>> begin
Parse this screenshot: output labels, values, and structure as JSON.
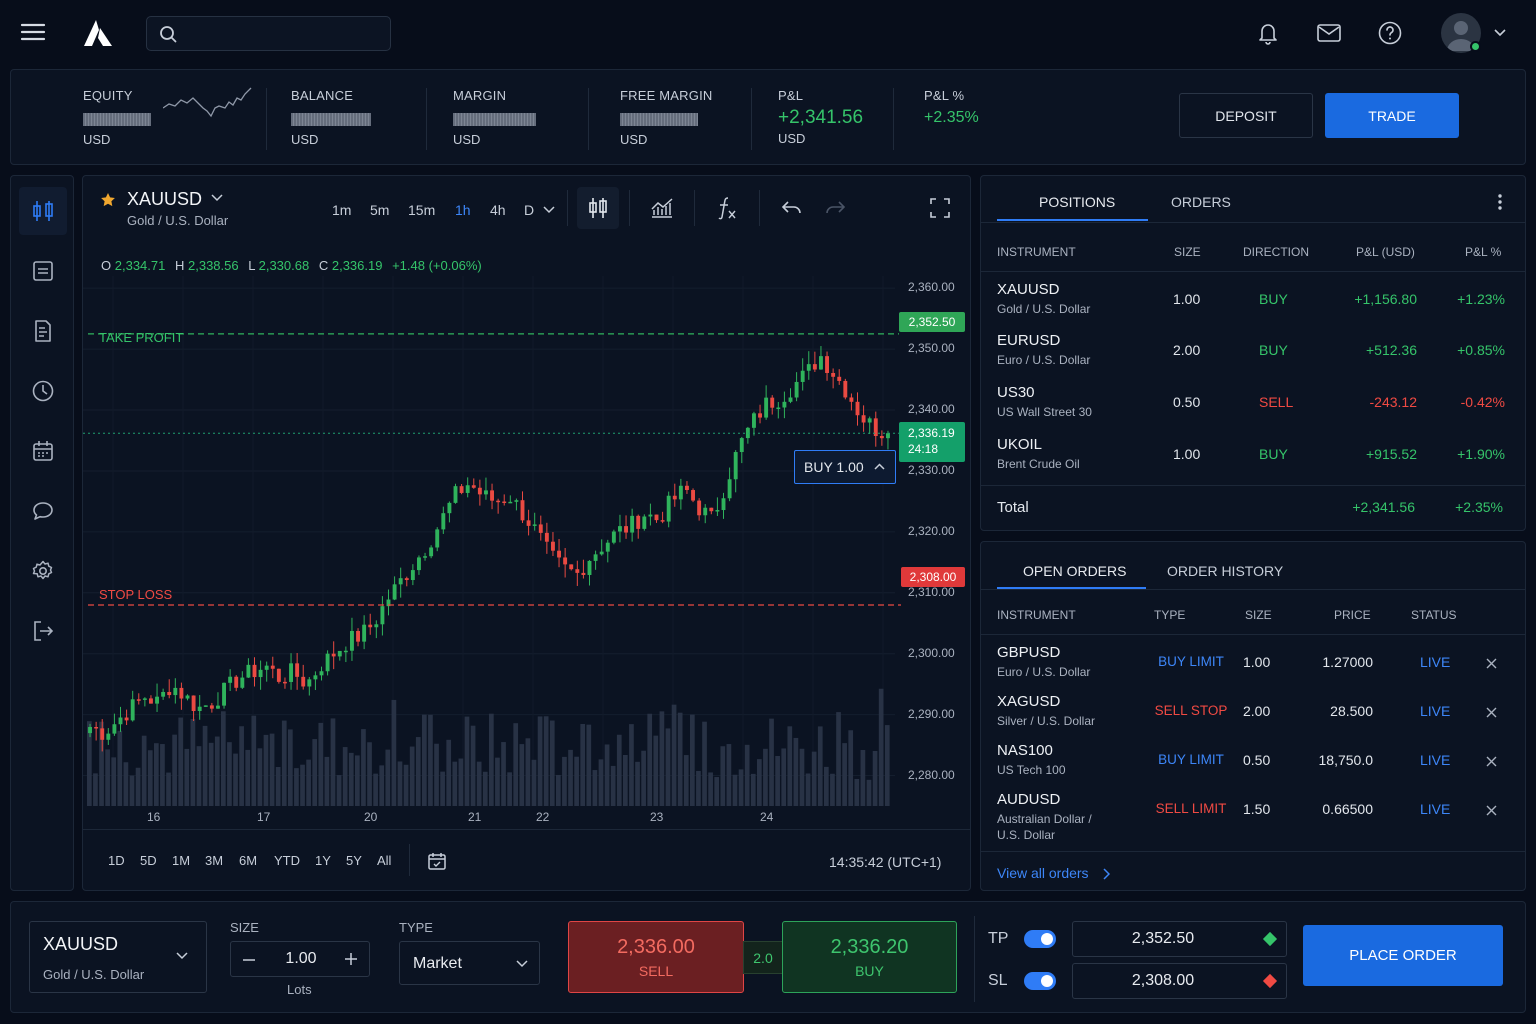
{
  "header": {
    "search_placeholder": "",
    "icons": [
      "menu-icon",
      "logo",
      "search-icon",
      "bell-icon",
      "mail-icon",
      "help-icon",
      "avatar",
      "chevron-down-icon"
    ]
  },
  "account": {
    "equity": {
      "label": "EQUITY",
      "currency": "USD"
    },
    "balance": {
      "label": "BALANCE",
      "currency": "USD"
    },
    "margin": {
      "label": "MARGIN",
      "currency": "USD"
    },
    "free_margin": {
      "label": "FREE MARGIN",
      "currency": "USD"
    },
    "pnl": {
      "label": "P&L",
      "value": "+2,341.56",
      "currency": "USD"
    },
    "pnl_pct": {
      "label": "P&L %",
      "value": "+2.35%"
    },
    "deposit_label": "DEPOSIT",
    "trade_label": "TRADE"
  },
  "sidebar": {
    "items": [
      "trading-icon",
      "watchlist-icon",
      "reports-icon",
      "history-icon",
      "calendar-icon",
      "chat-icon",
      "settings-icon",
      "logout-icon"
    ]
  },
  "chart_panel": {
    "symbol": "XAUUSD",
    "description": "Gold / U.S. Dollar",
    "timeframes": [
      "1m",
      "5m",
      "15m",
      "1h",
      "4h",
      "D"
    ],
    "active_timeframe": "1h",
    "ohlc": {
      "o_label": "O",
      "o": "2,334.71",
      "h_label": "H",
      "h": "2,338.56",
      "l_label": "L",
      "l": "2,330.68",
      "c_label": "C",
      "c": "2,336.19",
      "change": "+1.48 (+0.06%)"
    },
    "take_profit_label": "TAKE PROFIT",
    "stop_loss_label": "STOP LOSS",
    "tp_price": "2,352.50",
    "sl_price": "2,308.00",
    "last_price": "2,336.19",
    "countdown": "24:18",
    "buy_tag": "BUY 1.00",
    "ranges": [
      "1D",
      "5D",
      "1M",
      "3M",
      "6M",
      "YTD",
      "1Y",
      "5Y",
      "All"
    ],
    "clock": "14:35:42 (UTC+1)"
  },
  "chart_data": {
    "type": "candlestick",
    "title": "XAUUSD",
    "y_ticks": [
      "2,360.00",
      "2,350.00",
      "2,340.00",
      "2,330.00",
      "2,320.00",
      "2,310.00",
      "2,300.00",
      "2,290.00",
      "2,280.00"
    ],
    "x_ticks": [
      "16",
      "17",
      "20",
      "21",
      "22",
      "23",
      "24"
    ],
    "ylim": [
      2275,
      2362
    ],
    "take_profit": 2352.5,
    "stop_loss": 2308.0,
    "last": 2336.19,
    "close_path": [
      2288,
      2287,
      2289,
      2291,
      2293,
      2292,
      2295,
      2293,
      2291,
      2292,
      2294,
      2296,
      2297,
      2298,
      2296,
      2297,
      2295,
      2298,
      2300,
      2302,
      2303,
      2305,
      2309,
      2312,
      2315,
      2318,
      2322,
      2326,
      2328,
      2326,
      2325,
      2326,
      2323,
      2320,
      2316,
      2314,
      2313,
      2316,
      2318,
      2320,
      2321,
      2323,
      2322,
      2325,
      2327,
      2324,
      2322,
      2328,
      2334,
      2338,
      2341,
      2342,
      2344,
      2346,
      2349,
      2346,
      2343,
      2339,
      2337,
      2336
    ]
  },
  "positions": {
    "tabs": [
      "POSITIONS",
      "ORDERS"
    ],
    "headers": [
      "INSTRUMENT",
      "SIZE",
      "DIRECTION",
      "P&L (USD)",
      "P&L %"
    ],
    "rows": [
      {
        "symbol": "XAUUSD",
        "desc": "Gold / U.S. Dollar",
        "size": "1.00",
        "dir": "BUY",
        "pnl": "+1,156.80",
        "pct": "+1.23%"
      },
      {
        "symbol": "EURUSD",
        "desc": "Euro / U.S. Dollar",
        "size": "2.00",
        "dir": "BUY",
        "pnl": "+512.36",
        "pct": "+0.85%"
      },
      {
        "symbol": "US30",
        "desc": "US Wall Street 30",
        "size": "0.50",
        "dir": "SELL",
        "pnl": "-243.12",
        "pct": "-0.42%"
      },
      {
        "symbol": "UKOIL",
        "desc": "Brent Crude Oil",
        "size": "1.00",
        "dir": "BUY",
        "pnl": "+915.52",
        "pct": "+1.90%"
      }
    ],
    "total_label": "Total",
    "total_pnl": "+2,341.56",
    "total_pct": "+2.35%"
  },
  "orders": {
    "tabs": [
      "OPEN ORDERS",
      "ORDER HISTORY"
    ],
    "headers": [
      "INSTRUMENT",
      "TYPE",
      "SIZE",
      "PRICE",
      "STATUS"
    ],
    "rows": [
      {
        "symbol": "GBPUSD",
        "desc": "Euro / U.S. Dollar",
        "type": "BUY LIMIT",
        "size": "1.00",
        "price": "1.27000",
        "status": "LIVE"
      },
      {
        "symbol": "XAGUSD",
        "desc": "Silver / U.S. Dollar",
        "type": "SELL STOP",
        "size": "2.00",
        "price": "28.500",
        "status": "LIVE"
      },
      {
        "symbol": "NAS100",
        "desc": "US Tech 100",
        "type": "BUY LIMIT",
        "size": "0.50",
        "price": "18,750.0",
        "status": "LIVE"
      },
      {
        "symbol": "AUDUSD",
        "desc": "Australian Dollar /",
        "desc2": "U.S. Dollar",
        "type": "SELL LIMIT",
        "size": "1.50",
        "price": "0.66500",
        "status": "LIVE"
      }
    ],
    "view_all": "View all orders"
  },
  "ticket": {
    "symbol": "XAUUSD",
    "desc": "Gold / U.S. Dollar",
    "size_label": "SIZE",
    "size": "1.00",
    "lots": "Lots",
    "type_label": "TYPE",
    "type": "Market",
    "sell_price": "2,336.00",
    "sell_label": "SELL",
    "spread": "2.0",
    "buy_price": "2,336.20",
    "buy_label": "BUY",
    "tp_label": "TP",
    "tp_value": "2,352.50",
    "sl_label": "SL",
    "sl_value": "2,308.00",
    "place_label": "PLACE ORDER"
  },
  "colors": {
    "accent": "#1a6ae0",
    "green": "#35c46a",
    "red": "#f04a43",
    "bg": "#070d1a",
    "panel": "#0b1322"
  }
}
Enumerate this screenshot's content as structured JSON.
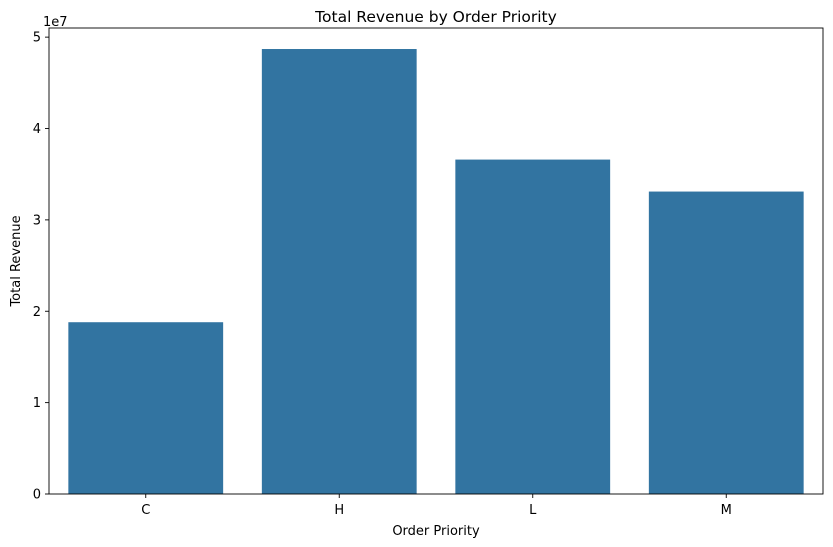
{
  "chart_data": {
    "type": "bar",
    "title": "Total Revenue by Order Priority",
    "xlabel": "Order Priority",
    "ylabel": "Total Revenue",
    "categories": [
      "C",
      "H",
      "L",
      "M"
    ],
    "values": [
      18800000,
      48700000,
      36600000,
      33100000
    ],
    "ylim": [
      0,
      51000000
    ],
    "yticks": [
      0,
      10000000,
      20000000,
      30000000,
      40000000,
      50000000
    ],
    "ytick_labels": [
      "0",
      "1",
      "2",
      "3",
      "4",
      "5"
    ],
    "offset_label": "1e7",
    "bar_color": "#3274a1",
    "grid": false,
    "legend": "none"
  }
}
>> end
**Given instruction:** Go to the line containing "Enumerate this screenshot's" and set it down, along with every later line through the last one, exactly as written and without the pictures.

**Reply:**
Enumerate this screenshot's content as structured JSON.
{
  "chart_data": {
    "type": "bar",
    "title": "Total Revenue by Order Priority",
    "xlabel": "Order Priority",
    "ylabel": "Total Revenue",
    "categories": [
      "C",
      "H",
      "L",
      "M"
    ],
    "values": [
      18800000,
      48700000,
      36600000,
      33100000
    ],
    "ylim": [
      0,
      51000000
    ],
    "yticks": [
      0,
      10000000,
      20000000,
      30000000,
      40000000,
      50000000
    ],
    "ytick_labels": [
      "0",
      "1",
      "2",
      "3",
      "4",
      "5"
    ],
    "offset_label": "1e7",
    "bar_color": "#3274a1",
    "grid": false,
    "legend": "none"
  }
}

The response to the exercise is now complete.